## CHALLENGE
In the entries below, count every line with the string "color". State the count and nothing else.

## SUPPLIED ENTRIES
* * * * *

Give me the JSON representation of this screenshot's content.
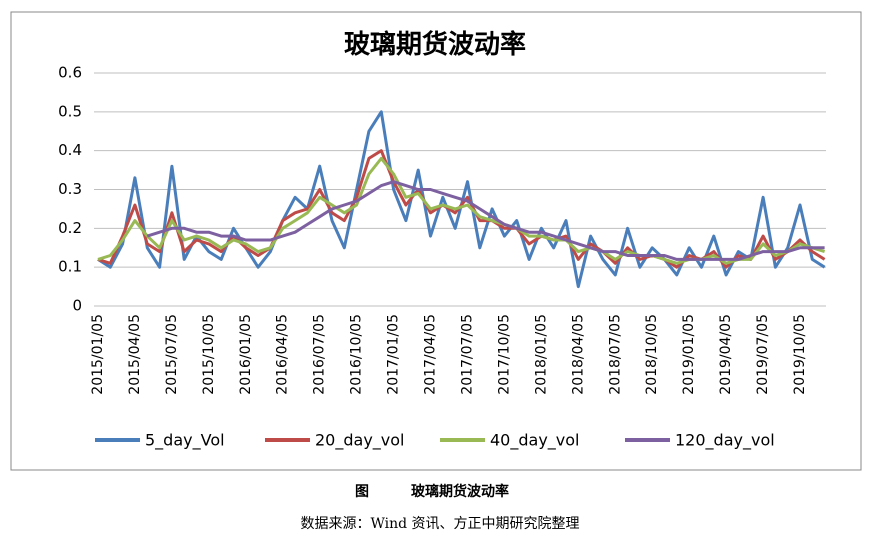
{
  "chart_data": {
    "type": "line",
    "title": "玻璃期货波动率",
    "categories": [
      "2015/01/05",
      null,
      null,
      "2015/04/05",
      null,
      null,
      "2015/07/05",
      null,
      null,
      "2015/10/05",
      null,
      null,
      "2016/01/05",
      null,
      null,
      "2016/04/05",
      null,
      null,
      "2016/07/05",
      null,
      null,
      "2016/10/05",
      null,
      null,
      "2017/01/05",
      null,
      null,
      "2017/04/05",
      null,
      null,
      "2017/07/05",
      null,
      null,
      "2017/10/05",
      null,
      null,
      "2018/01/05",
      null,
      null,
      "2018/04/05",
      null,
      null,
      "2018/07/05",
      null,
      null,
      "2018/10/05",
      null,
      null,
      "2019/01/05",
      null,
      null,
      "2019/04/05",
      null,
      null,
      "2019/07/05",
      null,
      null,
      "2019/10/05",
      null,
      null
    ],
    "series": [
      {
        "name": "5_day_Vol",
        "color": "#4a7ebb",
        "values": [
          0.12,
          0.1,
          0.16,
          0.33,
          0.15,
          0.1,
          0.36,
          0.12,
          0.18,
          0.14,
          0.12,
          0.2,
          0.15,
          0.1,
          0.14,
          0.22,
          0.28,
          0.25,
          0.36,
          0.22,
          0.15,
          0.3,
          0.45,
          0.5,
          0.3,
          0.22,
          0.35,
          0.18,
          0.28,
          0.2,
          0.32,
          0.15,
          0.25,
          0.18,
          0.22,
          0.12,
          0.2,
          0.15,
          0.22,
          0.05,
          0.18,
          0.12,
          0.08,
          0.2,
          0.1,
          0.15,
          0.12,
          0.08,
          0.15,
          0.1,
          0.18,
          0.08,
          0.14,
          0.12,
          0.28,
          0.1,
          0.15,
          0.26,
          0.12,
          0.1
        ]
      },
      {
        "name": "20_day_vol",
        "color": "#be4b48",
        "values": [
          0.12,
          0.11,
          0.18,
          0.26,
          0.16,
          0.14,
          0.24,
          0.14,
          0.17,
          0.16,
          0.14,
          0.18,
          0.15,
          0.13,
          0.15,
          0.22,
          0.24,
          0.25,
          0.3,
          0.24,
          0.22,
          0.28,
          0.38,
          0.4,
          0.32,
          0.26,
          0.3,
          0.24,
          0.26,
          0.24,
          0.28,
          0.22,
          0.22,
          0.2,
          0.2,
          0.16,
          0.18,
          0.17,
          0.18,
          0.12,
          0.16,
          0.14,
          0.11,
          0.15,
          0.12,
          0.13,
          0.12,
          0.1,
          0.13,
          0.12,
          0.14,
          0.1,
          0.13,
          0.12,
          0.18,
          0.12,
          0.14,
          0.17,
          0.14,
          0.12
        ]
      },
      {
        "name": "40_day_vol",
        "color": "#98b954",
        "values": [
          0.12,
          0.13,
          0.17,
          0.22,
          0.18,
          0.15,
          0.22,
          0.17,
          0.18,
          0.17,
          0.15,
          0.17,
          0.16,
          0.14,
          0.15,
          0.2,
          0.22,
          0.24,
          0.28,
          0.26,
          0.24,
          0.26,
          0.34,
          0.38,
          0.34,
          0.28,
          0.29,
          0.25,
          0.26,
          0.25,
          0.26,
          0.23,
          0.22,
          0.21,
          0.2,
          0.18,
          0.18,
          0.17,
          0.17,
          0.14,
          0.15,
          0.14,
          0.12,
          0.14,
          0.13,
          0.13,
          0.12,
          0.11,
          0.12,
          0.12,
          0.13,
          0.11,
          0.12,
          0.12,
          0.16,
          0.13,
          0.14,
          0.16,
          0.15,
          0.14
        ]
      },
      {
        "name": "120_day_vol",
        "color": "#7d60a0",
        "values": [
          null,
          null,
          null,
          null,
          0.18,
          0.19,
          0.2,
          0.2,
          0.19,
          0.19,
          0.18,
          0.18,
          0.17,
          0.17,
          0.17,
          0.18,
          0.19,
          0.21,
          0.23,
          0.25,
          0.26,
          0.27,
          0.29,
          0.31,
          0.32,
          0.31,
          0.3,
          0.3,
          0.29,
          0.28,
          0.27,
          0.25,
          0.23,
          0.21,
          0.2,
          0.19,
          0.19,
          0.18,
          0.17,
          0.16,
          0.15,
          0.14,
          0.14,
          0.13,
          0.13,
          0.13,
          0.13,
          0.12,
          0.12,
          0.12,
          0.12,
          0.12,
          0.12,
          0.13,
          0.14,
          0.14,
          0.14,
          0.15,
          0.15,
          0.15
        ]
      }
    ],
    "ylim": [
      0,
      0.6
    ],
    "yticks": [
      0,
      0.1,
      0.2,
      0.3,
      0.4,
      0.5,
      0.6
    ],
    "grid": true,
    "legend": "bottom"
  },
  "caption": {
    "label": "图",
    "title": "玻璃期货波动率",
    "source": "数据来源：Wind 资讯、方正中期研究院整理"
  }
}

* * * * *

## RESULT OF THIS TASK
4